[Dataset records]
========

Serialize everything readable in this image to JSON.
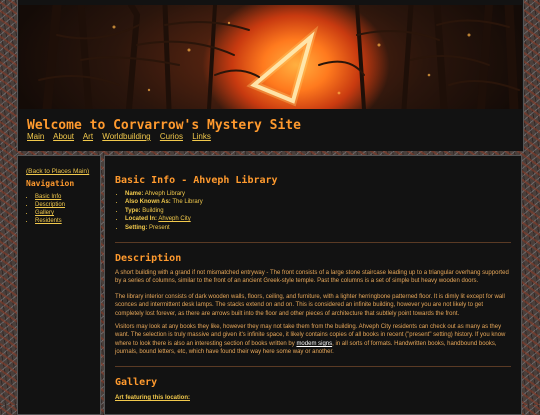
{
  "site": {
    "title": "Welcome to Corvarrow's Mystery Site",
    "nav": [
      "Main",
      "About",
      "Art",
      "Worldbuilding",
      "Curios",
      "Links"
    ]
  },
  "sidebar": {
    "back_link": "(Back to Places Main)",
    "heading": "Navigation",
    "items": [
      "Basic Info",
      "Description",
      "Gallery",
      "Residents"
    ]
  },
  "main": {
    "basic_info_heading": "Basic Info - Ahveph Library",
    "info": [
      {
        "label": "Name:",
        "value": "Ahveph Library"
      },
      {
        "label": "Also Known As:",
        "value": "The Library"
      },
      {
        "label": "Type:",
        "value": "Building"
      },
      {
        "label": "Located In:",
        "value": "Ahveph City"
      },
      {
        "label": "Setting:",
        "value": "Present"
      }
    ],
    "description_heading": "Description",
    "p1": "A short building with a grand if not mismatched entryway - The front consists of a large stone staircase leading up to a triangular overhang supported by a series of columns, similar to the front of an ancient Greek-style temple. Past the columns is a set of simple but heavy wooden doors.",
    "p2": "The library interior consists of dark wooden walls, floors, ceiling, and furniture, with a lighter herringbone patterned floor. It is dimly lit except for wall sconces and intermittent desk lamps. The stacks extend on and on. This is considered an infinite building, however you are not likely to get completely lost forever, as there are arrows built into the floor and other pieces of architecture that subtlely point towards the front.",
    "p3_before": "Visitors may look at any books they like, however they may not take them from the building. Ahveph City residents can check out as many as they want. The selection is truly massive and given it's infinite space, it likely contains copies of all books in recent (\"present\" setting) history. If you know where to look there is also an interesting section of books written by ",
    "p3_link": "modem signs",
    "p3_after": ", in all sorts of formats. Handwritten books, handbound books, journals, bound letters, etc, which have found their way here some way or another.",
    "gallery_heading": "Gallery",
    "gallery_link": "Art featuring this location:"
  },
  "colors": {
    "accent_orange": "#ff9a2e",
    "link_yellow": "#f2c94c",
    "panel_bg": "#121212"
  }
}
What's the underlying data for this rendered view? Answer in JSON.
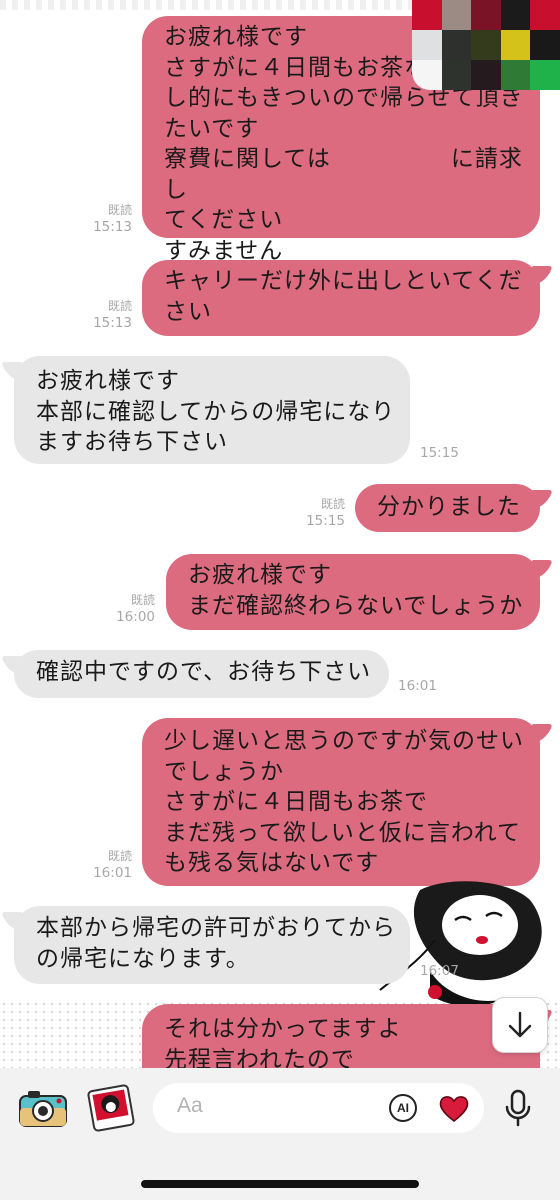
{
  "messages": [
    {
      "dir": "out",
      "text": "お疲れ様です\nさすがに４日間もお茶なので\nし的にもきついので帰らせて頂き\nたいです\n寮費に関しては　　　　　に請求し\nてください\nすみません",
      "read": "既読",
      "time": "15:13"
    },
    {
      "dir": "out",
      "text": "キャリーだけ外に出しといてくだ\nさい",
      "read": "既読",
      "time": "15:13"
    },
    {
      "dir": "in",
      "text": "お疲れ様です\n本部に確認してからの帰宅になり\nますお待ち下さい",
      "time": "15:15"
    },
    {
      "dir": "out",
      "text": "分かりました",
      "read": "既読",
      "time": "15:15"
    },
    {
      "dir": "out",
      "text": "お疲れ様です\nまだ確認終わらないでしょうか",
      "read": "既読",
      "time": "16:00"
    },
    {
      "dir": "in",
      "text": "確認中ですので、お待ち下さい",
      "time": "16:01"
    },
    {
      "dir": "out",
      "text": "少し遅いと思うのですが気のせい\nでしょうか\nさすがに４日間もお茶で\nまだ残って欲しいと仮に言われて\nも残る気はないです",
      "read": "既読",
      "time": "16:01"
    },
    {
      "dir": "in",
      "text": "本部から帰宅の許可がおりてから\nの帰宅になります。",
      "time": "16:07"
    },
    {
      "dir": "out",
      "text": "それは分かってますよ\n先程言われたので",
      "read": "",
      "time": ""
    }
  ],
  "composer": {
    "placeholder": "Aa",
    "ai_label": "AI"
  },
  "icons": {
    "camera": "camera-icon",
    "sticker": "sticker-icon",
    "heart": "heart-icon",
    "mic": "microphone-icon",
    "scroll": "arrow-down-icon"
  },
  "colors": {
    "outgoing_bubble": "#dd6b80",
    "incoming_bubble": "#e7e7e7",
    "heart": "#d81b3a"
  }
}
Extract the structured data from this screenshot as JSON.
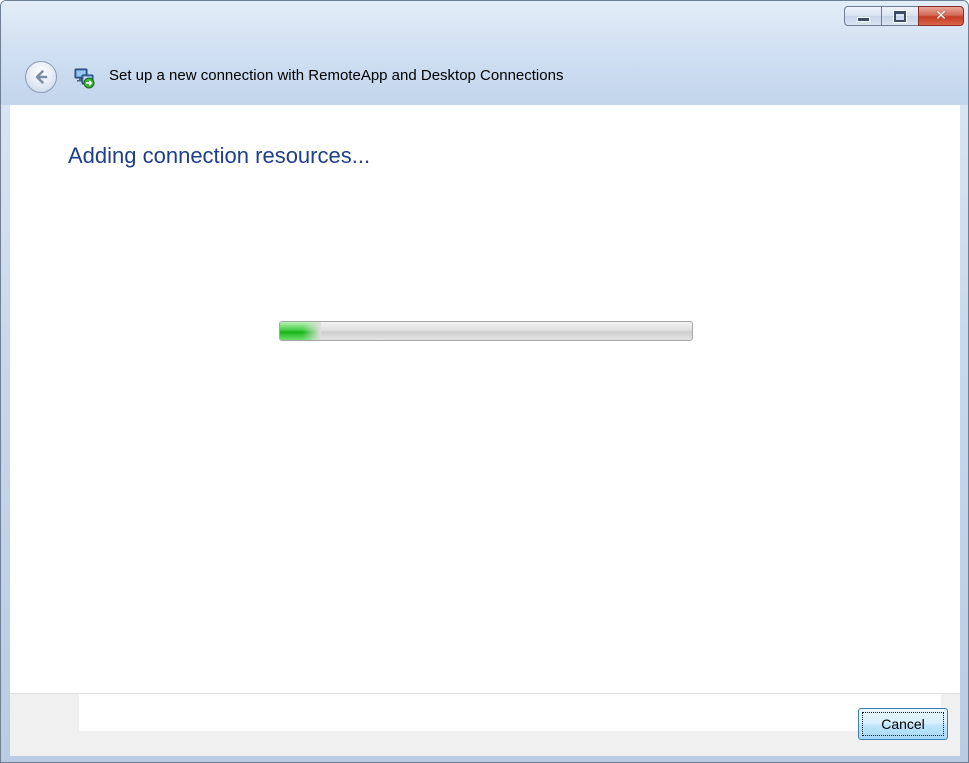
{
  "window": {
    "title": "Set up a new connection with RemoteApp and Desktop Connections",
    "icons": {
      "back": "back-arrow-icon",
      "app": "remoteapp-connection-icon",
      "minimize": "minimize-icon",
      "maximize": "maximize-icon",
      "close": "close-icon"
    },
    "close_glyph": "✕"
  },
  "main": {
    "heading": "Adding connection resources...",
    "progress": {
      "fraction": 0.1,
      "color": "#1fb51f"
    }
  },
  "footer": {
    "cancel_label": "Cancel"
  }
}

========

§ Exercise: Your task is to set down the records shown above exactly, minus any pictures.

§ The result:
Serialize everything readable in this image to JSON.
{
  "site": {
    "title": "Welcome to Corvarrow's Mystery Site",
    "nav": [
      "Main",
      "About",
      "Art",
      "Worldbuilding",
      "Curios",
      "Links"
    ]
  },
  "sidebar": {
    "back_link": "(Back to Places Main)",
    "heading": "Navigation",
    "items": [
      "Basic Info",
      "Description",
      "Gallery",
      "Residents"
    ]
  },
  "main": {
    "basic_info_heading": "Basic Info - Ahveph Library",
    "info": [
      {
        "label": "Name:",
        "value": "Ahveph Library"
      },
      {
        "label": "Also Known As:",
        "value": "The Library"
      },
      {
        "label": "Type:",
        "value": "Building"
      },
      {
        "label": "Located In:",
        "value": "Ahveph City"
      },
      {
        "label": "Setting:",
        "value": "Present"
      }
    ],
    "description_heading": "Description",
    "p1": "A short building with a grand if not mismatched entryway - The front consists of a large stone staircase leading up to a triangular overhang supported by a series of columns, similar to the front of an ancient Greek-style temple. Past the columns is a set of simple but heavy wooden doors.",
    "p2": "The library interior consists of dark wooden walls, floors, ceiling, and furniture, with a lighter herringbone patterned floor. It is dimly lit except for wall sconces and intermittent desk lamps. The stacks extend on and on. This is considered an infinite building, however you are not likely to get completely lost forever, as there are arrows built into the floor and other pieces of architecture that subtlely point towards the front.",
    "p3_before": "Visitors may look at any books they like, however they may not take them from the building. Ahveph City residents can check out as many as they want. The selection is truly massive and given it's infinite space, it likely contains copies of all books in recent (\"present\" setting) history. If you know where to look there is also an interesting section of books written by ",
    "p3_link": "modem signs",
    "p3_after": ", in all sorts of formats. Handwritten books, handbound books, journals, bound letters, etc, which have found their way here some way or another.",
    "gallery_heading": "Gallery",
    "gallery_link": "Art featuring this location:"
  },
  "colors": {
    "accent_orange": "#ff9a2e",
    "link_yellow": "#f2c94c",
    "panel_bg": "#121212"
  }
}
What's the underlying data for this rendered view? Answer in JSON.
{
  "messages": [
    {
      "dir": "out",
      "text": "お疲れ様です\nさすがに４日間もお茶なので\nし的にもきついので帰らせて頂き\nたいです\n寮費に関しては　　　　　に請求し\nてください\nすみません",
      "read": "既読",
      "time": "15:13"
    },
    {
      "dir": "out",
      "text": "キャリーだけ外に出しといてくだ\nさい",
      "read": "既読",
      "time": "15:13"
    },
    {
      "dir": "in",
      "text": "お疲れ様です\n本部に確認してからの帰宅になり\nますお待ち下さい",
      "time": "15:15"
    },
    {
      "dir": "out",
      "text": "分かりました",
      "read": "既読",
      "time": "15:15"
    },
    {
      "dir": "out",
      "text": "お疲れ様です\nまだ確認終わらないでしょうか",
      "read": "既読",
      "time": "16:00"
    },
    {
      "dir": "in",
      "text": "確認中ですので、お待ち下さい",
      "time": "16:01"
    },
    {
      "dir": "out",
      "text": "少し遅いと思うのですが気のせい\nでしょうか\nさすがに４日間もお茶で\nまだ残って欲しいと仮に言われて\nも残る気はないです",
      "read": "既読",
      "time": "16:01"
    },
    {
      "dir": "in",
      "text": "本部から帰宅の許可がおりてから\nの帰宅になります。",
      "time": "16:07"
    },
    {
      "dir": "out",
      "text": "それは分かってますよ\n先程言われたので",
      "read": "",
      "time": ""
    }
  ],
  "composer": {
    "placeholder": "Aa",
    "ai_label": "AI"
  },
  "icons": {
    "camera": "camera-icon",
    "sticker": "sticker-icon",
    "heart": "heart-icon",
    "mic": "microphone-icon",
    "scroll": "arrow-down-icon"
  },
  "colors": {
    "outgoing_bubble": "#dd6b80",
    "incoming_bubble": "#e7e7e7",
    "heart": "#d81b3a"
  }
}
Extract the structured data from this screenshot as JSON.
{
  "window": {
    "title": "Set up a new connection with RemoteApp and Desktop Connections",
    "icons": {
      "back": "back-arrow-icon",
      "app": "remoteapp-connection-icon",
      "minimize": "minimize-icon",
      "maximize": "maximize-icon",
      "close": "close-icon"
    },
    "close_glyph": "✕"
  },
  "main": {
    "heading": "Adding connection resources...",
    "progress": {
      "fraction": 0.1,
      "color": "#1fb51f"
    }
  },
  "footer": {
    "cancel_label": "Cancel"
  }
}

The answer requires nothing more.